## AIM OF THE TASK:
Scan the data below for the string "NaOH". Copy every line where it appears.

Start DATASET RECORDS

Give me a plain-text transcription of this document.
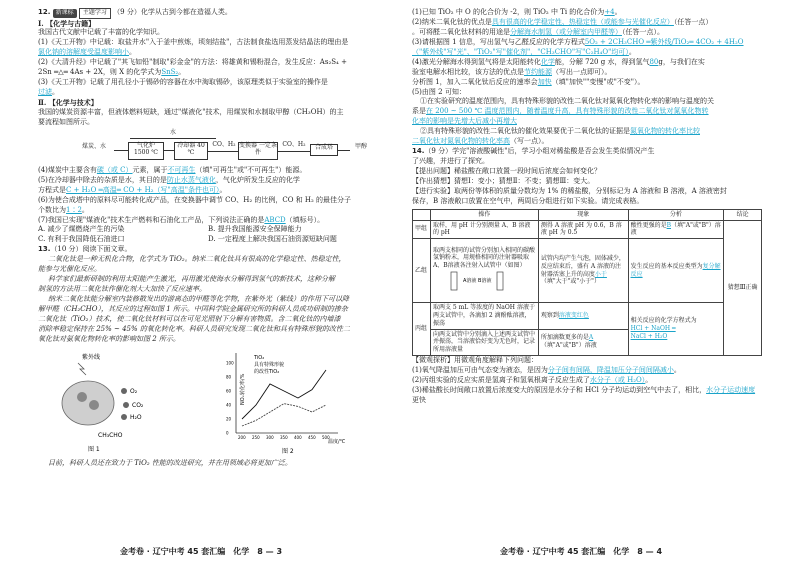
12. 新课标 主题学习 （9 分）化学从古到今都在造福人类。
Ⅰ. 【化学与古籍】
我国古代文献中记载了丰富的化学知识。
(1)《天工开物》中记载：取盐井水"入于釜中煎炼，顷刻结盐"，古法制食盐选用蒸发结晶法的理由是
氯化钠的溶解度受温度影响小。
(2)《大清升经》中记载了"其飞如铅"制取"彩金金"的方法：将雄黄和锡粉混合，发生反应：As₂S₄ +
2Sn ═△═ 4As + 2X，则 X 的化学式为SnS₂。
(3)《天工开物》记载了用孔径小于锡砂的容器在水中淘取锡砂，该原理类似于实验室的操作是
过滤。
Ⅱ. 【化学与技术】
我国的煤炭资源丰富，但液体燃料短缺，通过"煤液化"技术，用煤炭和水制取甲醇（CH₃OH）的主
要流程如图所示。
水
煤炭、水	气化炉 1500 ℃
冷却器 40 ℃
CO、H₂ 变换器 一定条件
CO、H₂	合成塔	甲醇
(4)煤炭中主要含有碳（或 C）元素，属于不可再生（填"可再生"或"不可再生"）能源。
(5)在冷却器中除去的杂质是水，其目的是防止水蒸气液化，气化炉所发生反应的化学
方程式是C + H₂O ═高温═ CO + H₂（写"高温"条件也可）。
(6)为使合成塔中的原料尽可能转化成产品，在变换器中调节 CO、H₂ 的比例，CO 和 H₂ 的最佳分子
个数比为1∶2。
(7)我国已实现"煤液化"技术生产燃料和石油化工产品，下列说法正确的是ABCD（填标号）。
A. 减少了煤燃烧产生的污染	B. 提升我国能源安全保障能力
C. 有利于我国降低石油进口	D. 一定程度上解决我国石油资源短缺问题
13.（10 分）阅读下面文章。
二氧化钛是一种无机化合物，化学式为 TiO₂。纳米二氧化钛具有很高的化学稳定性、热稳定性，
能参与光催化反应。
科学家们最新研制的利用太阳能产生激光，再用激光使海水分解得到氢气的新技术，这种分解
制氢的方法用二氧化钛作催化剂大大加快了反应速率。
纳米二氧化钛能分解室内装修散发出的游离态的甲醛等化学物，在紫外光（紫线）的作用下可以降
解甲醛（CH₂CHO），其反应的过程如图 1 所示。中国科学院金属研究所的科研人员成功研制的掺杂
二氧化钛（TiO₂）技术，使二氧化钛材料可以在可见光照射下分解有害物质。含二氧化钛的内墙漆
消除率稳定保持在 25% ~ 45% 的氧化转化率。科研人员研究发现二氧化钛和具有特殊形貌的改性二
氧化钛对氨氧化物转化率的影响如图 2 所示。
紫外线
O₂
CO₂
H₂O
CH₃CHO
图 1
NOₓ转化率/%
温度/℃
200 250 300 350 400 450 500
0
20
40
60
80
100
TiO₂
具有特殊形貌
的改性TiO₂
图 2
目前，科研人员还在致力于 TiO₂ 性能的改进研究，并在用领域必将更加广泛。
(1)已知 TiO₂ 中 O 的化合价为 -2，则 TiO₂ 中 Ti 的化合价为+4。
(2)纳米二氧化钛的优点是具有很高的化学稳定性、热稳定性（或能参与光催化反应）（任答一点）
。可将醛二氧化钛材料的用途是分解海水制氢（或分解室内甲醛等）（任答一点）。
(3)请根据图 1 信息，写出氢气与乙醛反应的化学方程式5O₂ + 2CH₃CHO ═紫外线/TiO₂═ 4CO₂ + 4H₂O
（"紫外线"写"光"、"TiO₂"写"催化剂"，"CH₃CHO"写"C₂H₄O"均可）。
(4)激光分解海水得到氢气将是太阳能转化化学能，分解 720 g 水，得到氢气80g，与我们在实
验室电解水相比较，该方法的优点是节约能源（写出一点即可）。
分析图 1，加入二氧化钛后反应的速率会加快（填"加快""变慢"或"不变"）。
(5)由图 2 可知：
①在实验研究的温度范围内，具有特殊形貌的改性二氧化钛对氮氧化物转化率的影响与温度的关
系是在 200 ~ 500 ℃ 温度范围内，随着温度升高，具有特殊形貌的改性二氧化钛对氮氧化物转
化率的影响是先增大后减小再增大
②具有特殊形貌的改性二氧化钛的催化效果要优于二氧化钛的证据是氮氧化物的转化率比较
二氧化钛对氮氧化物的转化率高（写一点）。
14.（9 分）学完"溶液酸碱性"后，学习小组对稀盐酸是否会发生类似情况产生
了兴趣，并进行了探究。
【提出问题】稀盐酸在敞口放置一段时间后浓度会如何变化？
【作出猜想】猜想Ⅰ：变小；猜想Ⅱ：不变；猜想Ⅲ：变大。
【进行实验】取两份等体积的质量分数均为 1% 的稀盐酸，分别标记为 A 溶液和 B 溶液，A 溶液密封
保存，B 溶液敞口放置在空气中，两周后分组进行如下实验。请完成表格。
	操作	现象	分析	结论
甲组	取样，用 pH 计分别测量 A、B 溶液的 pH	测得 A 溶液 pH 为 0.6，B 溶液 pH 为 0.5	酸性更强的是B（填"A"或"B"）溶液	猜想Ⅲ正确
乙组	取两支相同的试管分别加入相同的碳酸氢钠粉末，用规格相同的注射器吸取A、B溶液各注射入试管中（如图）
A溶液 B溶液	试管内均产生气泡，固体减少，反应结束后，盛有 A 溶液的注射器活塞上升的高度小于（填"大于"或"小于"）	发生反应的基本反应类型为复分解反应	
丙组	取两支 5 mL 等浓度的 NaOH 溶液于两支试管中，各滴加 2 滴酚酞溶液，振荡	观察到溶液变红色	相关反应的化学方程式为
HCl + NaOH ═
NaCl + H₂O	
	向两支试管中分别滴入上述两支试管中并振荡，当溶液恰好变为无色时，记录所用溶液量	所加滴数更多的是A（填"A"或"B"）溶液		
【微观探析】用微观角度解释下列问题：
(1)氧气降温加压可由气态变为液态，是因为分子间有间隔，降温加压分子间间隔减小。
(2)丙组实验的反应实质是氢离子和氢氧根离子反应生成了水分子（或 H₂O）。
(3)稀盐酸长时间敞口放置后浓度变大的原因是水分子和 HCl 分子均运动到空气中去了，相比，水分子运动速度
更快
金考卷 · 辽宁中考 45 套汇编　化学　8 — 3	金考卷 · 辽宁中考 45 套汇编　化学　8 — 4
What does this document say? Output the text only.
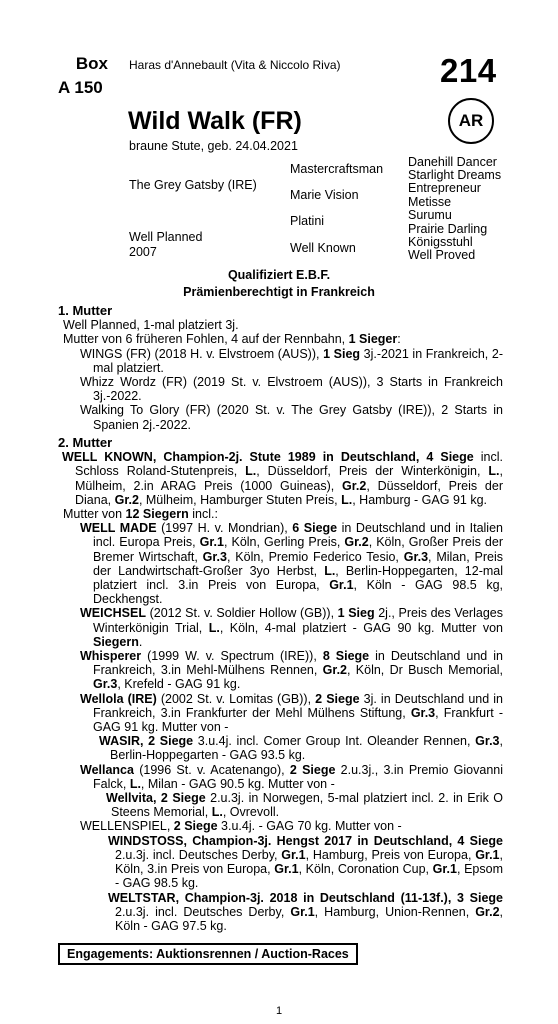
Box
A 150
Haras d'Annebault (Vita & Niccolo Riva)	214
AR
Wild Walk (FR)
braune Stute, geb. 24.04.2021
The Grey Gatsby (IRE)
Well Planned
2007
Mastercraftsman
Marie Vision
Platini
Well Known
Danehill Dancer
Starlight Dreams
Entrepreneur
Metisse
Surumu
Prairie Darling
Königsstuhl
Well Proved
Qualifiziert E.B.F.
Prämienberechtigt in Frankreich

1. Mutter

Well Planned, 1-mal platziert 3j.

Mutter von 6 früheren Fohlen, 4 auf der Rennbahn, 1 Sieger:

WINGS (FR) (2018 H. v. Elvstroem (AUS)), 1 Sieg 3j.-2021 in Frankreich, 2-mal platziert.

Whizz Wordz (FR) (2019 St. v. Elvstroem (AUS)), 3 Starts in Frankreich 3j.-2022.

Walking To Glory (FR) (2020 St. v. The Grey Gatsby (IRE)), 2 Starts in Spanien 2j.-2022.

2. Mutter

WELL KNOWN, Champion-2j. Stute 1989 in Deutschland, 4 Siege incl. Schloss Roland-Stutenpreis, L., Düsseldorf, Preis der Winterkönigin, L., Mülheim, 2.in ARAG Preis (1000 Guineas), Gr.2, Düsseldorf, Preis der Diana, Gr.2, Mülheim, Hamburger Stuten Preis, L., Hamburg - GAG 91 kg.

Mutter von 12 Siegern incl.:

WELL MADE (1997 H. v. Mondrian), 6 Siege in Deutschland und in Italien incl. Europa Preis, Gr.1, Köln, Gerling Preis, Gr.2, Köln, Großer Preis der Bremer Wirtschaft, Gr.3, Köln, Premio Federico Tesio, Gr.3, Milan, Preis der Landwirtschaft-Großer 3yo Herbst, L., Berlin-Hoppegarten, 12-mal platziert incl. 3.in Preis von Europa, Gr.1, Köln - GAG 98.5 kg, Deckhengst.

WEICHSEL (2012 St. v. Soldier Hollow (GB)), 1 Sieg 2j., Preis des Verlages Winterkönigin Trial, L., Köln, 4-mal platziert - GAG 90 kg. Mutter von Siegern.

Whisperer (1999 W. v. Spectrum (IRE)), 8 Siege in Deutschland und in Frankreich, 3.in Mehl-Mülhens Rennen, Gr.2, Köln, Dr Busch Memorial, Gr.3, Krefeld - GAG 91 kg.

Wellola (IRE) (2002 St. v. Lomitas (GB)), 2 Siege 3j. in Deutschland und in Frankreich, 3.in Frankfurter der Mehl Mülhens Stiftung, Gr.3, Frankfurt - GAG 91 kg. Mutter von -

WASIR, 2 Siege 3.u.4j. incl. Comer Group Int. Oleander Rennen, Gr.3, Berlin-Hoppegarten - GAG 93.5 kg.

Wellanca (1996 St. v. Acatenango), 2 Siege 2.u.3j., 3.in Premio Giovanni Falck, L., Milan - GAG 90.5 kg. Mutter von -

Wellvita, 2 Siege 2.u.3j. in Norwegen, 5-mal platziert incl. 2. in Erik O Steens Memorial, L., Ovrevoll.

WELLENSPIEL, 2 Siege 3.u.4j. - GAG 70 kg. Mutter von -

WINDSTOSS, Champion-3j. Hengst 2017 in Deutschland, 4 Siege 2.u.3j. incl. Deutsches Derby, Gr.1, Hamburg, Preis von Europa, Gr.1, Köln, 3.in Preis von Europa, Gr.1, Köln, Coronation Cup, Gr.1, Epsom - GAG 98.5 kg.

WELTSTAR, Champion-3j. 2018 in Deutschland (11-13f.), 3 Siege 2.u.3j. incl. Deutsches Derby, Gr.1, Hamburg, Union-Rennen, Gr.2, Köln - GAG 97.5 kg.

Engagements: Auktionsrennen / Auction-Races
1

End DATASET RECORDS

## EXERCISE ANSWER:
丙组	取两支 5 mL 等浓度的 NaOH 溶液于两支试管中，各滴加 2 滴酚酞溶液，振荡	观察到溶液变红色	相关反应的化学方程式为
HCl + NaOH ═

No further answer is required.